YOUR INSTRUCTIONS
Each line below should be retyped exactly, with no pictures.

ROWS

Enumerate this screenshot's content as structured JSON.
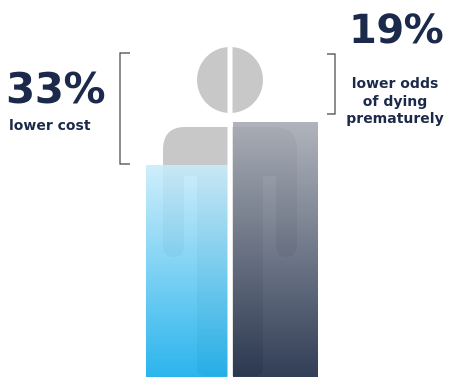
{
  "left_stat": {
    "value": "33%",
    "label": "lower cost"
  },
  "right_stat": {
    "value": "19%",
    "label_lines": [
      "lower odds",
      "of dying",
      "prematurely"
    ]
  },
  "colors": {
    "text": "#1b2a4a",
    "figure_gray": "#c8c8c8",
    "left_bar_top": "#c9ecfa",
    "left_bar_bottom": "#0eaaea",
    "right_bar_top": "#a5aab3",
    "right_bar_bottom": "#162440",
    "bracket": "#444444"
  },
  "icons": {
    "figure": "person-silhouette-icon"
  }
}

COMPLETED EXERCISE
Enumerate this screenshot's content as structured JSON.
{
  "left_stat": {
    "value": "33%",
    "label": "lower cost"
  },
  "right_stat": {
    "value": "19%",
    "label_lines": [
      "lower odds",
      "of dying",
      "prematurely"
    ]
  },
  "colors": {
    "text": "#1b2a4a",
    "figure_gray": "#c8c8c8",
    "left_bar_top": "#c9ecfa",
    "left_bar_bottom": "#0eaaea",
    "right_bar_top": "#a5aab3",
    "right_bar_bottom": "#162440",
    "bracket": "#444444"
  },
  "icons": {
    "figure": "person-silhouette-icon"
  }
}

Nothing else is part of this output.